+++ Input records +++

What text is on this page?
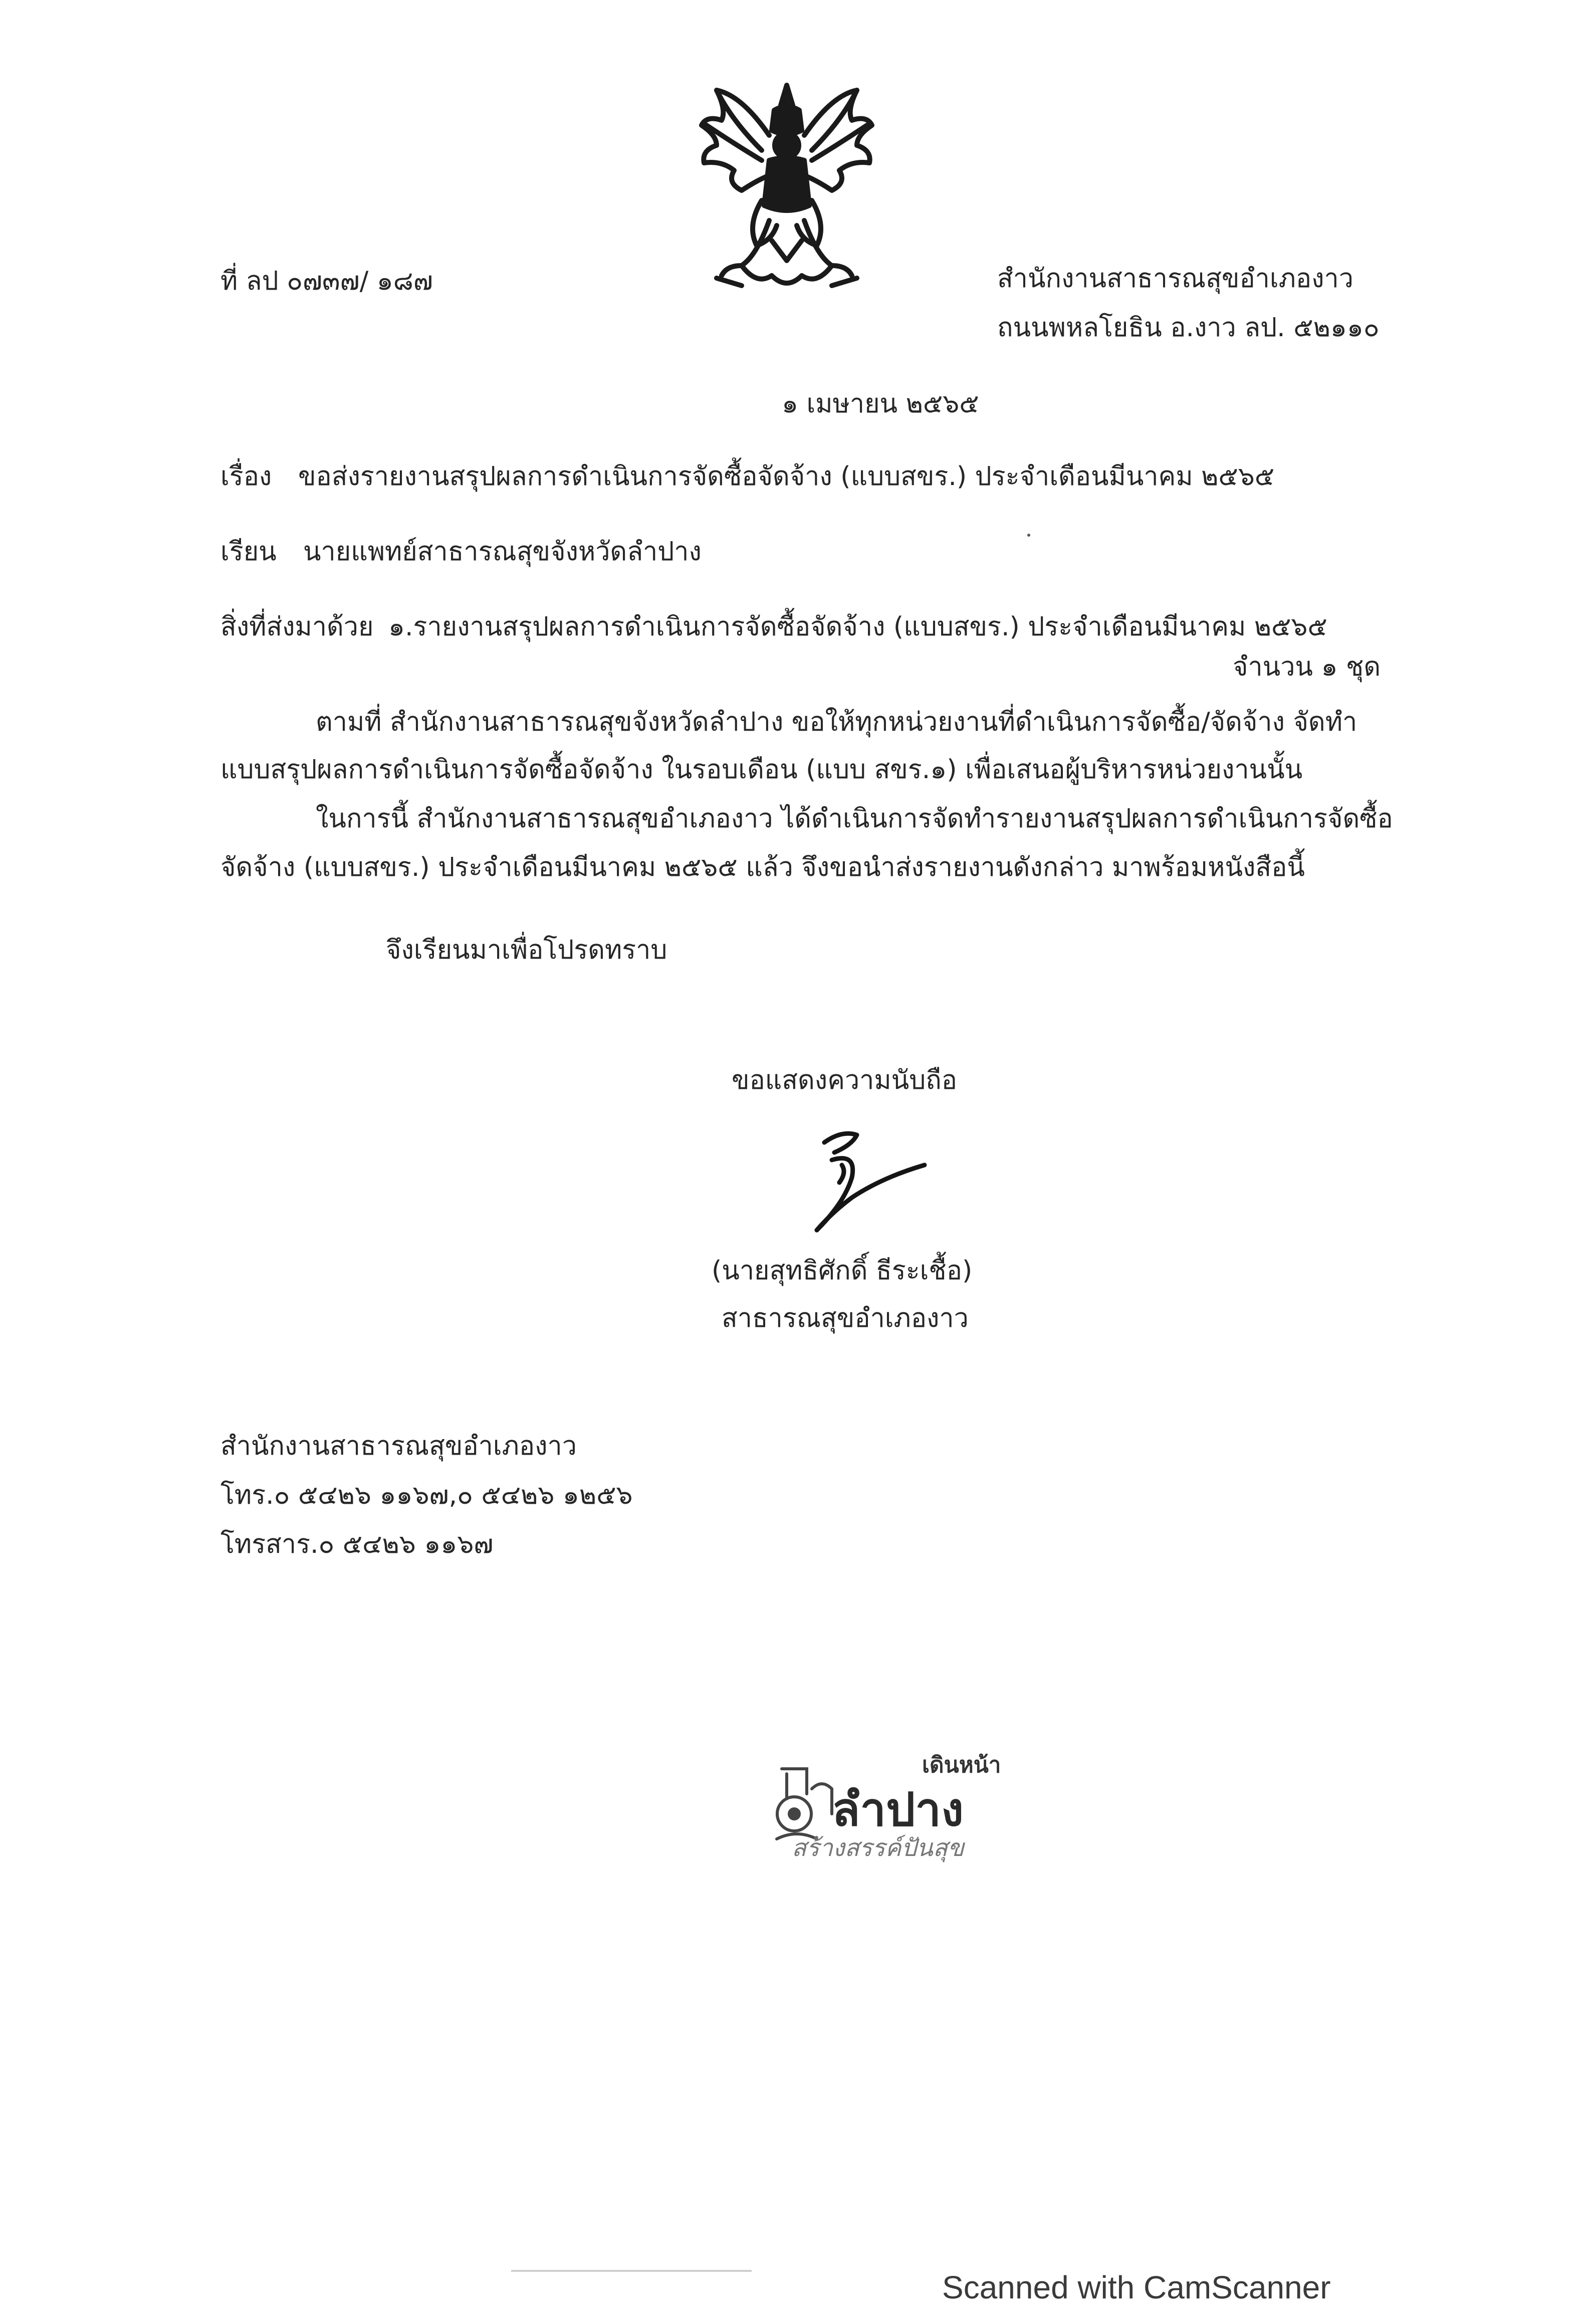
ที่ ลป ๐๗๓๗/ ๑๘๗	สำนักงานสาธารณสุขอำเภองาว
ถนนพหลโยธิน อ.งาว ลป. ๕๒๑๑๐
๑ เมษายน ๒๕๖๕
เรื่อง ขอส่งรายงานสรุปผลการดำเนินการจัดซื้อจัดจ้าง (แบบสขร.) ประจำเดือนมีนาคม ๒๕๖๕
เรียน นายแพทย์สาธารณสุขจังหวัดลำปาง
สิ่งที่ส่งมาด้วย ๑.รายงานสรุปผลการดำเนินการจัดซื้อจัดจ้าง (แบบสขร.) ประจำเดือนมีนาคม ๒๕๖๕
จำนวน ๑ ชุด
ตามที่ สำนักงานสาธารณสุขจังหวัดลำปาง ขอให้ทุกหน่วยงานที่ดำเนินการจัดซื้อ/จัดจ้าง จัดทำ
แบบสรุปผลการดำเนินการจัดซื้อจัดจ้าง ในรอบเดือน (แบบ สขร.๑) เพื่อเสนอผู้บริหารหน่วยงานนั้น
ในการนี้ สำนักงานสาธารณสุขอำเภองาว ได้ดำเนินการจัดทำรายงานสรุปผลการดำเนินการจัดซื้อ
จัดจ้าง (แบบสขร.) ประจำเดือนมีนาคม ๒๕๖๕ แล้ว จึงขอนำส่งรายงานดังกล่าว มาพร้อมหนังสือนี้
จึงเรียนมาเพื่อโปรดทราบ
ขอแสดงความนับถือ
(นายสุทธิศักดิ์ ธีระเชื้อ)
สาธารณสุขอำเภองาว
สำนักงานสาธารณสุขอำเภองาว
โทร.๐ ๕๔๒๖ ๑๑๖๗,๐ ๕๔๒๖ ๑๒๕๖
โทรสาร.๐ ๕๔๒๖ ๑๑๖๗
เดินหน้า
ลำปาง
สร้างสรรค์ปันสุข
Scanned with CamScanner
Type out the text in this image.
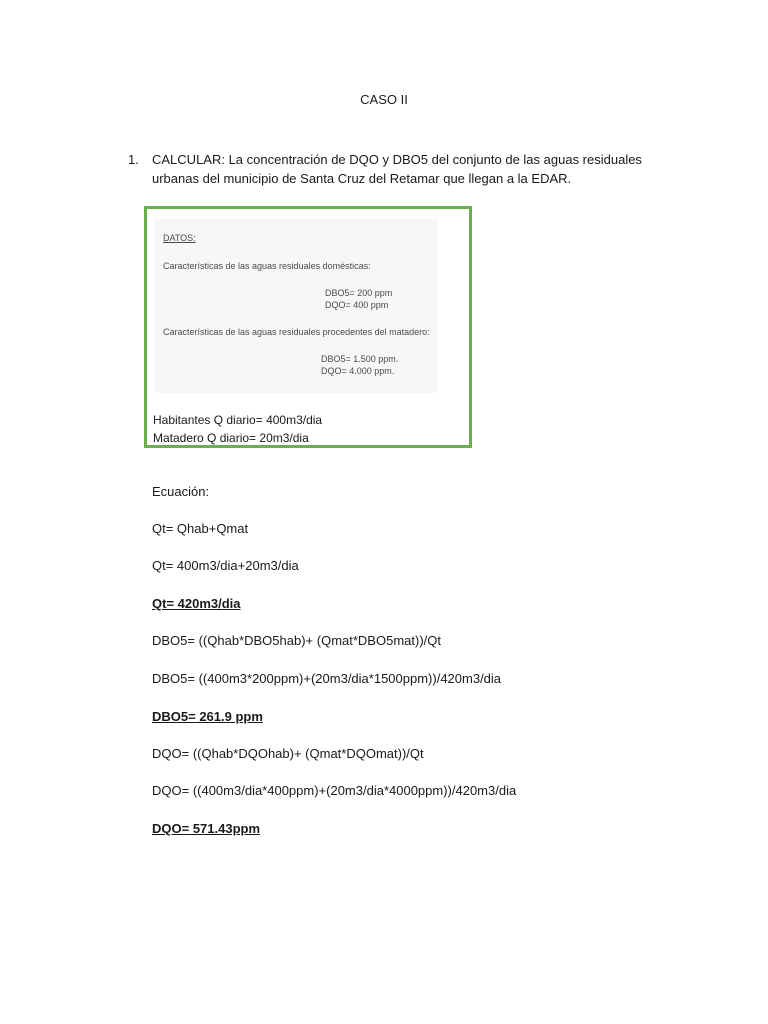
CASO II
1.	CALCULAR: La concentración de DQO y DBO5 del conjunto de las aguas residuales urbanas del municipio de Santa Cruz del Retamar que llegan a la EDAR.
DATOS:
Características de las aguas residuales domésticas:
DBO5= 200 ppm
DQO= 400 ppm
Características de las aguas residuales procedentes del matadero:
DBO5= 1.500 ppm.
DQO= 4.000 ppm.
Habitantes Q diario= 400m3/dia
Matadero Q diario= 20m3/dia
Ecuación:
Qt= Qhab+Qmat
Qt= 400m3/dia+20m3/dia
Qt= 420m3/dia
DBO5= ((Qhab*DBO5hab)+ (Qmat*DBO5mat))/Qt
DBO5= ((400m3*200ppm)+(20m3/dia*1500ppm))/420m3/dia
DBO5= 261.9 ppm
DQO= ((Qhab*DQOhab)+ (Qmat*DQOmat))/Qt
DQO= ((400m3/dia*400ppm)+(20m3/dia*4000ppm))/420m3/dia
DQO= 571.43ppm
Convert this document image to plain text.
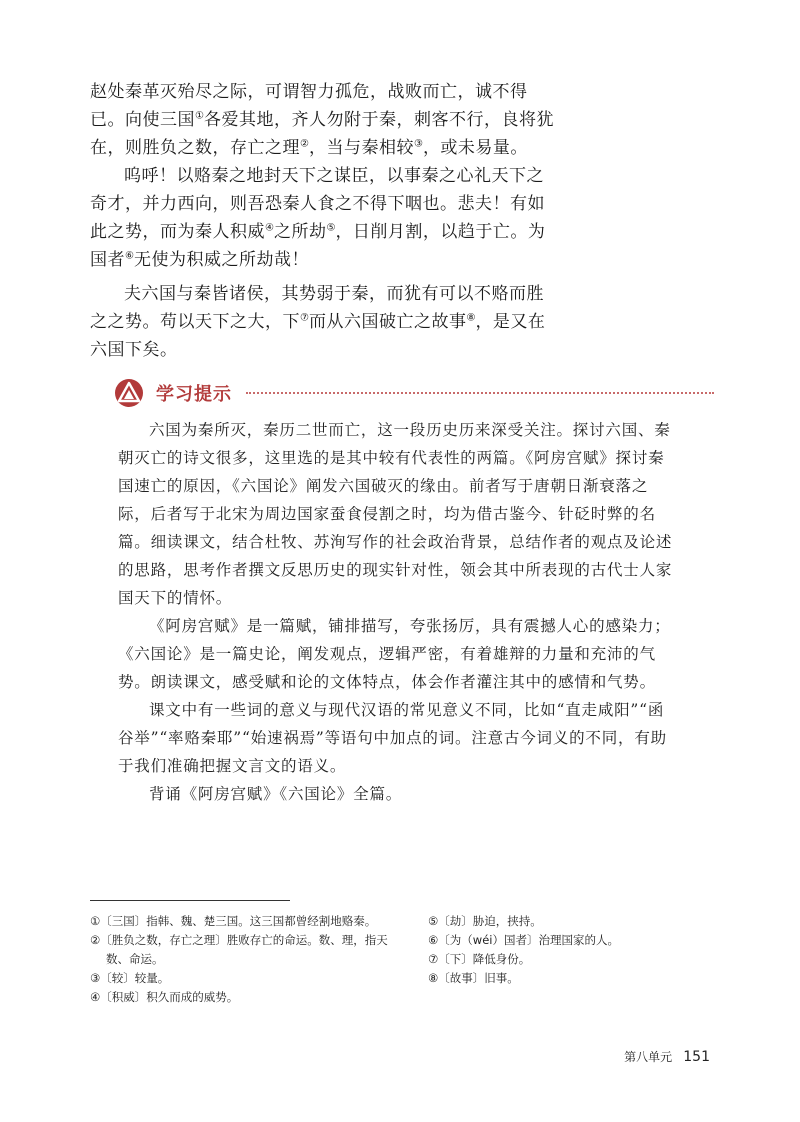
赵处秦革灭殆尽之际，可谓智力孤危，战败而亡，诚不得已。向使三国①各爱其地，齐人勿附于秦，刺客不行，良将犹在，则胜负之数，存亡之理②，当与秦相较③，或未易量。

呜呼！以赂秦之地封天下之谋臣，以事秦之心礼天下之奇才，并力西向，则吾恐秦人食之不得下咽也。悲夫！有如此之势，而为秦人积威④之所劫⑤，日削月割，以趋于亡。为国者⑥无使为积威之所劫哉！

夫六国与秦皆诸侯，其势弱于秦，而犹有可以不赂而胜之之势。苟以天下之大，下⑦而从六国破亡之故事⑧，是又在六国下矣。

学习提示

六国为秦所灭，秦历二世而亡，这一段历史历来深受关注。探讨六国、秦朝灭亡的诗文很多，这里选的是其中较有代表性的两篇。《阿房宫赋》探讨秦国速亡的原因，《六国论》阐发六国破灭的缘由。前者写于唐朝日渐衰落之际，后者写于北宋为周边国家蚕食侵割之时，均为借古鉴今、针砭时弊的名篇。细读课文，结合杜牧、苏洵写作的社会政治背景，总结作者的观点及论述的思路，思考作者撰文反思历史的现实针对性，领会其中所表现的古代士人家国天下的情怀。

《阿房宫赋》是一篇赋，铺排描写，夸张扬厉，具有震撼人心的感染力；《六国论》是一篇史论，阐发观点，逻辑严密，有着雄辩的力量和充沛的气势。朗读课文，感受赋和论的文体特点，体会作者灌注其中的感情和气势。

课文中有一些词的意义与现代汉语的常见意义不同，比如“直走咸阳”“函谷举”“率赂秦耶”“始速祸焉”等语句中加点的词。注意古今词义的不同，有助于我们准确把握文言文的语义。

背诵《阿房宫赋》《六国论》全篇。

①〔三国〕指韩、魏、楚三国。这三国都曾经割地赂秦。

②〔胜负之数，存亡之理〕胜败存亡的命运。数、理，指天数、命运。

③〔较〕较量。

④〔积威〕积久而成的威势。

⑤〔劫〕胁迫，挟持。

⑥〔为（wéi）国者〕治理国家的人。

⑦〔下〕降低身份。

⑧〔故事〕旧事。

第八单元 151
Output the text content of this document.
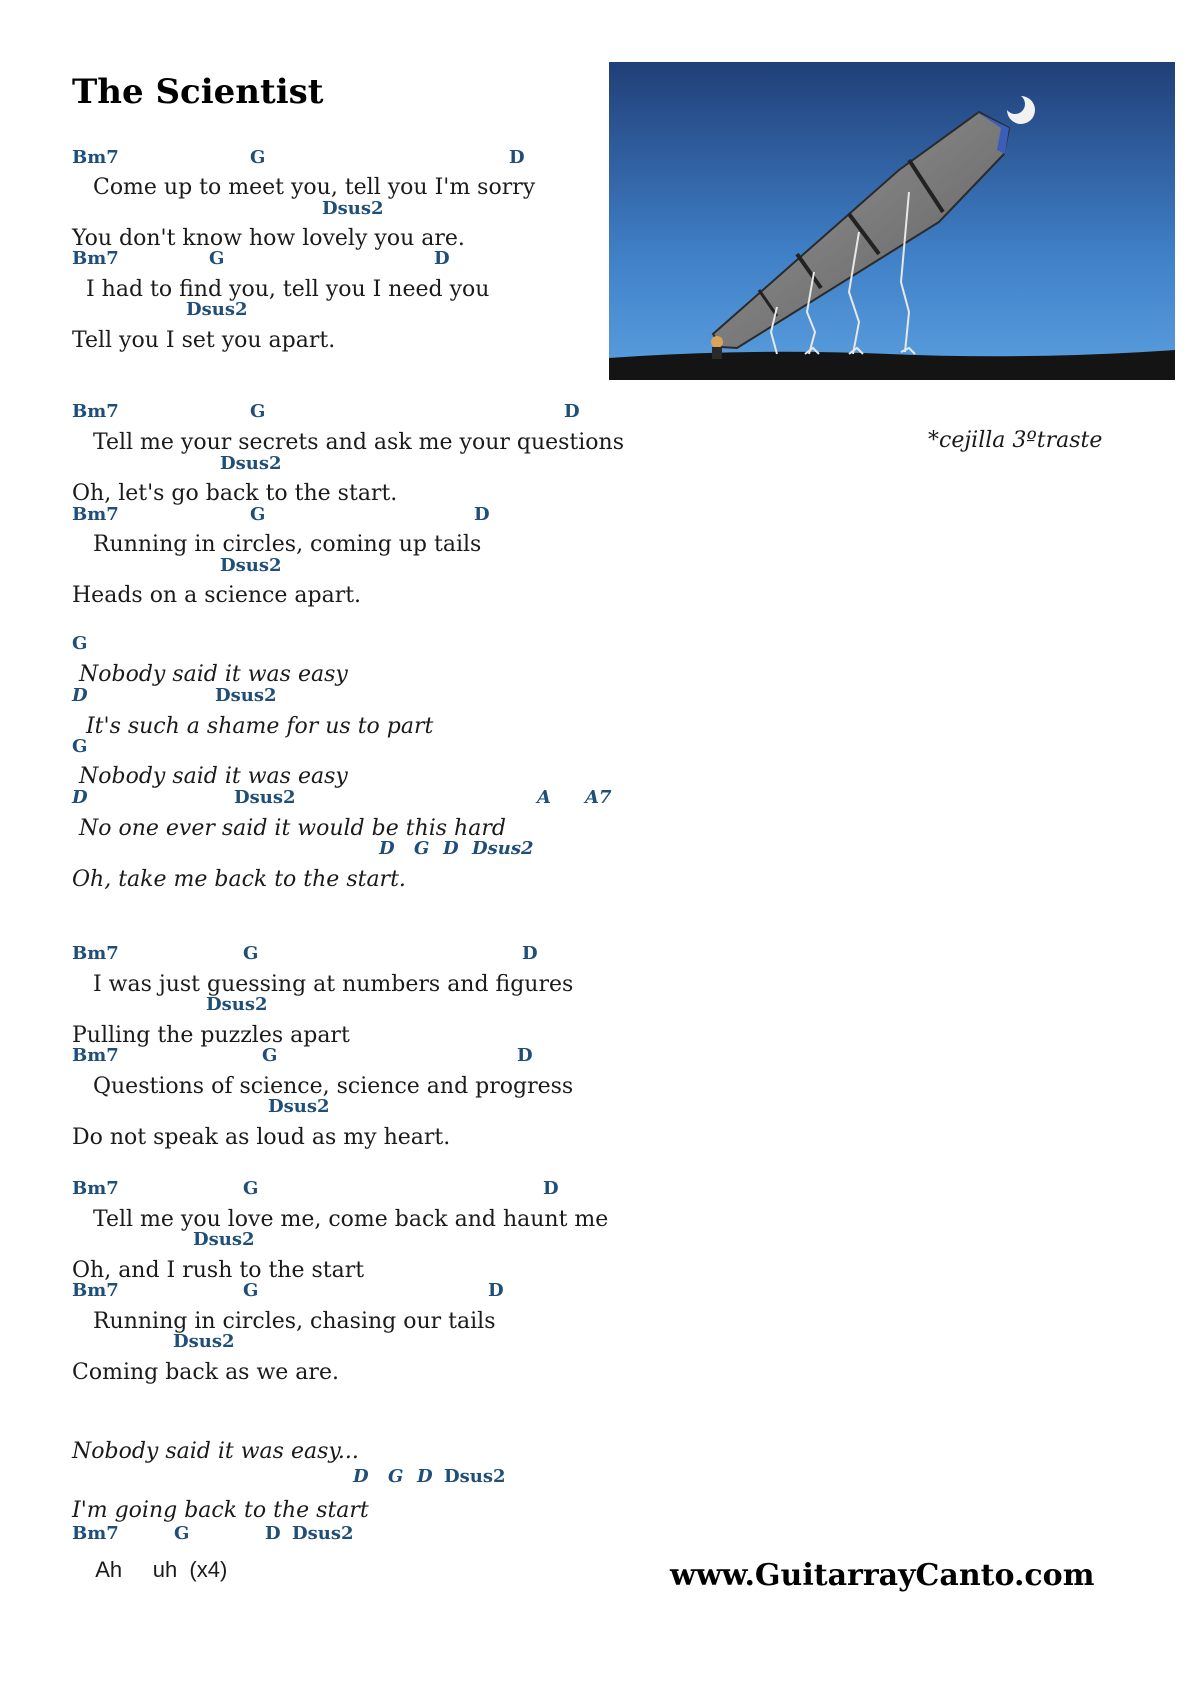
The Scientist
Bm7	G	D
Come up to meet you, tell you I'm sorry
Dsus2
You don't know how lovely you are.
Bm7	G	D
I had to find you, tell you I need you
Dsus2
Tell you I set you apart.
Bm7	G	D
Tell me your secrets and ask me your questions
Dsus2
Oh, let's go back to the start.
Bm7	G	D
Running in circles, coming up tails
Dsus2
Heads on a science apart.
G
Nobody said it was easy
D	Dsus2
It's such a shame for us to part
G
Nobody said it was easy
D	Dsus2	A A7
No one ever said it would be this hard
D G D Dsus2
Oh, take me back to the start.
Bm7	G	D
I was just guessing at numbers and figures
Dsus2
Pulling the puzzles apart
Bm7	G	D
Questions of science, science and progress
Dsus2
Do not speak as loud as my heart.
Bm7	G	D
Tell me you love me, come back and haunt me
Dsus2
Oh, and I rush to the start
Bm7	G	D
Running in circles, chasing our tails
Dsus2
Coming back as we are.
Nobody said it was easy...
D G D Dsus2
I'm going back to the start
Bm7	G	D Dsus2
Ah     uh  (x4)
*cejilla 3ºtraste
www.GuitarrayCanto.com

+++

(What you have to do) Copy out, unchanged, the span of lines beginning with the one that includes "Output the text content of this document." and running through the final line of the material above. Leave the pictures out.

(Exercise answer)
Output the text content of this document.
The Scientist
Bm7	G	D
Come up to meet you, tell you I'm sorry
Dsus2
You don't know how lovely you are.
Bm7	G	D
I had to find you, tell you I need you
Dsus2
Tell you I set you apart.
Bm7	G	D
Tell me your secrets and ask me your questions
Dsus2
Oh, let's go back to the start.
Bm7	G	D
Running in circles, coming up tails
Dsus2
Heads on a science apart.
G
Nobody said it was easy
D	Dsus2
It's such a shame for us to part
G
Nobody said it was easy
D	Dsus2	A A7
No one ever said it would be this hard
D G D Dsus2
Oh, take me back to the start.
Bm7	G	D
I was just guessing at numbers and figures
Dsus2
Pulling the puzzles apart
Bm7	G	D
Questions of science, science and progress
Dsus2
Do not speak as loud as my heart.
Bm7	G	D
Tell me you love me, come back and haunt me
Dsus2
Oh, and I rush to the start
Bm7	G	D
Running in circles, chasing our tails
Dsus2
Coming back as we are.
Nobody said it was easy...
D G D Dsus2
I'm going back to the start
Bm7	G	D Dsus2
Ah     uh  (x4)
*cejilla 3ºtraste
www.GuitarrayCanto.com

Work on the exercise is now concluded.